**What is being asked:** Find the lines with "increase" in them and copy them out.

**Exercise material:**
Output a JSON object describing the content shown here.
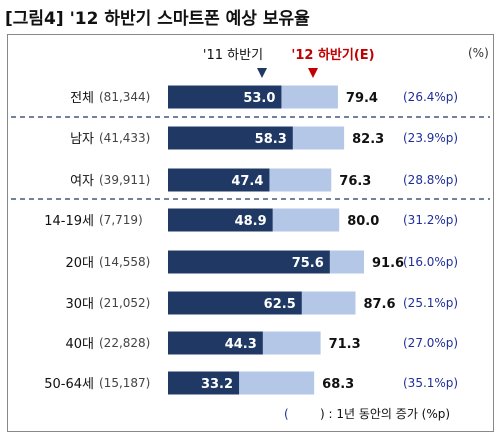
{
  "title": "[그림4] '12 하반기 스마트폰 예상 보유율",
  "unit": "(%)",
  "footnote_open": "(",
  "footnote_text": ") : 1년 동안의 증가 (%p)",
  "colors": {
    "prev": "#1f3864",
    "now": "#b4c7e7",
    "increase": "#1f2f9a",
    "marker_prev": "#1f3864",
    "marker_now": "#c00000",
    "legend_now": "#c00000"
  },
  "chart_data": {
    "type": "bar",
    "x_max_estimate": 100,
    "series": [
      {
        "name": "'11 하반기",
        "values": [
          53.0,
          58.3,
          47.4,
          48.9,
          75.6,
          62.5,
          44.3,
          33.2
        ]
      },
      {
        "name": "'12 하반기(E)",
        "values": [
          79.4,
          82.3,
          76.3,
          80.0,
          91.6,
          87.6,
          71.3,
          68.3
        ]
      }
    ],
    "categories": [
      {
        "label": "전체",
        "n": "(81,344)",
        "increase": "(26.4%p)"
      },
      {
        "label": "남자",
        "n": "(41,433)",
        "increase": "(23.9%p)"
      },
      {
        "label": "여자",
        "n": "(39,911)",
        "increase": "(28.8%p)"
      },
      {
        "label": "14-19세",
        "n": "(7,719)",
        "increase": "(31.2%p)"
      },
      {
        "label": "20대",
        "n": "(14,558)",
        "increase": "(16.0%p)"
      },
      {
        "label": "30대",
        "n": "(21,052)",
        "increase": "(25.1%p)"
      },
      {
        "label": "40대",
        "n": "(22,828)",
        "increase": "(27.0%p)"
      },
      {
        "label": "50-64세",
        "n": "(15,187)",
        "increase": "(35.1%p)"
      }
    ]
  }
}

**Answer below:**
    "increase": "#1f2f9a",
        "increase": "(26.4%p)"
        "increase": "(23.9%p)"
        "increase": "(28.8%p)"
        "increase": "(31.2%p)"
        "increase": "(16.0%p)"
        "increase": "(25.1%p)"
        "increase": "(27.0%p)"
        "increase": "(35.1%p)"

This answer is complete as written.